▸ **What is being asked**: Return, from the lines below, each one that includes the word "panel".

Extracts from a graphics dataset:

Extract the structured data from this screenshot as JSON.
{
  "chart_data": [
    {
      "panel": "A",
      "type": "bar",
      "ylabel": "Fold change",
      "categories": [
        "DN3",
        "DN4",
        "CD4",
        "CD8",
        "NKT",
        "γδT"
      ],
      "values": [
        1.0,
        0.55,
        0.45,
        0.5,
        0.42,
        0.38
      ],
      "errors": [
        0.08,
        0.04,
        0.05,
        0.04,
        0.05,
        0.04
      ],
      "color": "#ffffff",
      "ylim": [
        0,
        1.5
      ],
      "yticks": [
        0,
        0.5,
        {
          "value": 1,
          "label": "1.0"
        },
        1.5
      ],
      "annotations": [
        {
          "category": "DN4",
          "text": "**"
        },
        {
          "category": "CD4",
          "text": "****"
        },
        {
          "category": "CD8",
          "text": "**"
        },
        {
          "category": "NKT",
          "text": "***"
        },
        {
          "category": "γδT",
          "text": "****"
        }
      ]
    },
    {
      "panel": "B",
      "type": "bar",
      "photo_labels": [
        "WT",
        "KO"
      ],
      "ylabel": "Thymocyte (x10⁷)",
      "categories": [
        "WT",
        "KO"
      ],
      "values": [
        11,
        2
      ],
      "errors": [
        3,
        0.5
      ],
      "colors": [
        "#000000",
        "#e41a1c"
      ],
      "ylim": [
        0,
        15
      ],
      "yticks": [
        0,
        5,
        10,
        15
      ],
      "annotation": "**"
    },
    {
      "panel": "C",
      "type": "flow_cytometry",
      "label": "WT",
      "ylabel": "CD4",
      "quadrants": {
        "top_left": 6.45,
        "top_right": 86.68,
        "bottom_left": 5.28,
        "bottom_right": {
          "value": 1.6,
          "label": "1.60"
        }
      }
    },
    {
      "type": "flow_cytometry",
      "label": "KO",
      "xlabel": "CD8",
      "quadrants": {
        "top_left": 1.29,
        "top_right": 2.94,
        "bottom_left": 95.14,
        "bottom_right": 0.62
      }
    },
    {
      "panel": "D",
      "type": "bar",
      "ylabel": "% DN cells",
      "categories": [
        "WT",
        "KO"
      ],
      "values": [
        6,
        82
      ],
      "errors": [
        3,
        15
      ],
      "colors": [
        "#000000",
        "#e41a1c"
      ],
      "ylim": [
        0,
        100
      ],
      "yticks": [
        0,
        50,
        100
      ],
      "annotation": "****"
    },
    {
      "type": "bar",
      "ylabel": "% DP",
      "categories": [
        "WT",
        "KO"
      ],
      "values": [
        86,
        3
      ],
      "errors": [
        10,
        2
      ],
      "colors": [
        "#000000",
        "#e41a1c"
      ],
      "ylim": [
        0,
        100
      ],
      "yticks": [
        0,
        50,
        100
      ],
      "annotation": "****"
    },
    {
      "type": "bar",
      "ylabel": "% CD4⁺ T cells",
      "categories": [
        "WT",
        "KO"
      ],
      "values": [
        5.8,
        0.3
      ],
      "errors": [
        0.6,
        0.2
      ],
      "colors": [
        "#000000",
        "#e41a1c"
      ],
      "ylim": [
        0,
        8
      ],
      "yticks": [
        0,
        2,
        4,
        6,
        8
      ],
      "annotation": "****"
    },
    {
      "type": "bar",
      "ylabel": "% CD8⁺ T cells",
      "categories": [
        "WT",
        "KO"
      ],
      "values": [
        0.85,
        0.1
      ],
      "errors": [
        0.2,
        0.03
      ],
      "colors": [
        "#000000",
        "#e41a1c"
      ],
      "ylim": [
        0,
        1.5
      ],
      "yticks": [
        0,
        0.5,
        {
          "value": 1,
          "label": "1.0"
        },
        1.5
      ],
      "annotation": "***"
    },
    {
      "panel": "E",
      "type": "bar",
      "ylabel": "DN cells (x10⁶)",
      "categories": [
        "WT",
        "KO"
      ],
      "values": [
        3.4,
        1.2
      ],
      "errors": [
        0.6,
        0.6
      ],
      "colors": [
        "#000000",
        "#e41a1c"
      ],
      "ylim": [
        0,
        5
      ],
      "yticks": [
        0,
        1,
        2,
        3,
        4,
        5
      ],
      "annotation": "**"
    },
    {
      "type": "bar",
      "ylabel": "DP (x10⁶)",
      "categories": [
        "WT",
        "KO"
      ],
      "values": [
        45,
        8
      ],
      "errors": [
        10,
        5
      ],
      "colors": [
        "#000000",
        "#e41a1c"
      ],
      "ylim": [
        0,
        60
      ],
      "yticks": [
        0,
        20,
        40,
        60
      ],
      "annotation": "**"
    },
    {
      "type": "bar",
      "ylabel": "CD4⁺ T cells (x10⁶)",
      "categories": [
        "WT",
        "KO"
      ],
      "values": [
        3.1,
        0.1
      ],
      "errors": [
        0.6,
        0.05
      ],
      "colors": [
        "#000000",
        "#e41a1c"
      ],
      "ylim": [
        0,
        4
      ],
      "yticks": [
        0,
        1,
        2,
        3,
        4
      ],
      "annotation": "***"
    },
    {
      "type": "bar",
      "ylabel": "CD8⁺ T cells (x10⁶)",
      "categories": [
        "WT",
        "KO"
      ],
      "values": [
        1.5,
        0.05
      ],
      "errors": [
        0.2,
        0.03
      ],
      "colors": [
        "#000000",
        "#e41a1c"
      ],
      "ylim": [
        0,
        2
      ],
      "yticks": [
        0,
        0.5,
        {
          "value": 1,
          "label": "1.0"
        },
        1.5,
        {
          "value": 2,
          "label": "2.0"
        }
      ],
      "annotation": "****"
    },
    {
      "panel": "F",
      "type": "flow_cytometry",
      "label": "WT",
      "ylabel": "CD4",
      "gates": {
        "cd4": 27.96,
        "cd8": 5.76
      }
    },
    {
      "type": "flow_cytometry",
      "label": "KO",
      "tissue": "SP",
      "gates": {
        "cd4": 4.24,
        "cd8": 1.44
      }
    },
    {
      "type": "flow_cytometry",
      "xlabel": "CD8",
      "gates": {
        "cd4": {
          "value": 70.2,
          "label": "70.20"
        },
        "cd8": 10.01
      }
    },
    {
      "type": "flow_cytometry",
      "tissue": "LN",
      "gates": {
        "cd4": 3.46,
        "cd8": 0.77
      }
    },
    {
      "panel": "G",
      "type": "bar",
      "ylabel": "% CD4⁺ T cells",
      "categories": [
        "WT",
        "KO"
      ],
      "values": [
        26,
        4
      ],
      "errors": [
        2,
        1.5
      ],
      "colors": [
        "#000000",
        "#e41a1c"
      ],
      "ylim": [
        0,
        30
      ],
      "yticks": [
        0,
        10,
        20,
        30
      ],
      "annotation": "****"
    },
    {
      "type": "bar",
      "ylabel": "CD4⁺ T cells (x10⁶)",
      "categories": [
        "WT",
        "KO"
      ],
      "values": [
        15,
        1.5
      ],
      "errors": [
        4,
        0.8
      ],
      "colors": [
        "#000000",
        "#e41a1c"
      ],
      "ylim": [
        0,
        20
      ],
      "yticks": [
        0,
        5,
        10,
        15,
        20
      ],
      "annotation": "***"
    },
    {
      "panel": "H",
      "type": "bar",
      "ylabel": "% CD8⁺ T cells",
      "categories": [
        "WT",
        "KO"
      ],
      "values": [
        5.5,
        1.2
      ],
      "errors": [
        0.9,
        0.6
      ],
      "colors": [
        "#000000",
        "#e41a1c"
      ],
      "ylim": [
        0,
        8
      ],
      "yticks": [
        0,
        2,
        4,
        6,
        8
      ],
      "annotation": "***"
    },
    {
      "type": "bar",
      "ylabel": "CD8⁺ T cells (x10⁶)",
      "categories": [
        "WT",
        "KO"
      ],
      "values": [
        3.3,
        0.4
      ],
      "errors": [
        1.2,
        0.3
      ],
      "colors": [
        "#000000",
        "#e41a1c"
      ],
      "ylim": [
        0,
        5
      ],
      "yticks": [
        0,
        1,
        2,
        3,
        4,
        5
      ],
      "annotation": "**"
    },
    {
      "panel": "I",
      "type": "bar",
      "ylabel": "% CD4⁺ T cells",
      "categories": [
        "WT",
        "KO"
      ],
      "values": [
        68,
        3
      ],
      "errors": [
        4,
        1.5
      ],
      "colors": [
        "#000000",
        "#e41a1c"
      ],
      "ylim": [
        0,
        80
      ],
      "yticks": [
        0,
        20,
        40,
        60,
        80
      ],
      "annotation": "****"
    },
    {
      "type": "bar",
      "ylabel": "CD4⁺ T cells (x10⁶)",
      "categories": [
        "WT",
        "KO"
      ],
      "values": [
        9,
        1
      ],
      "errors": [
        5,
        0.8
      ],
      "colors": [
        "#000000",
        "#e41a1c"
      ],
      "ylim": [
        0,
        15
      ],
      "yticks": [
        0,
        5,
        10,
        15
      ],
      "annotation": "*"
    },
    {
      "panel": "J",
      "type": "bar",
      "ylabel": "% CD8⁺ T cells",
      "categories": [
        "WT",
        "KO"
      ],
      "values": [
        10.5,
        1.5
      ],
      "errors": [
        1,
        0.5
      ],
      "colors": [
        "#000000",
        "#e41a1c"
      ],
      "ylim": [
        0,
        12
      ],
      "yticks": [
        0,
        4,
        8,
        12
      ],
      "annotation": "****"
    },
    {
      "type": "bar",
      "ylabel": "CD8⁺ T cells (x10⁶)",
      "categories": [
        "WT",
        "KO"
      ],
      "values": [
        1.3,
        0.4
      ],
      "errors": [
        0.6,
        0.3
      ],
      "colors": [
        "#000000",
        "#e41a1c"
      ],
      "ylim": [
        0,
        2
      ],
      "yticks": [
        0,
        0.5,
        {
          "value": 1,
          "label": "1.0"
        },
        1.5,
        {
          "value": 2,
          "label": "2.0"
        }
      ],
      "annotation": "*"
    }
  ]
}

▸ **Output for this exercise**:
      "panel": "A",
      "panel": "B",
      "panel": "C",
      "panel": "D",
      "panel": "E",
      "panel": "F",
      "panel": "G",
      "panel": "H",
      "panel": "I",
      "panel": "J",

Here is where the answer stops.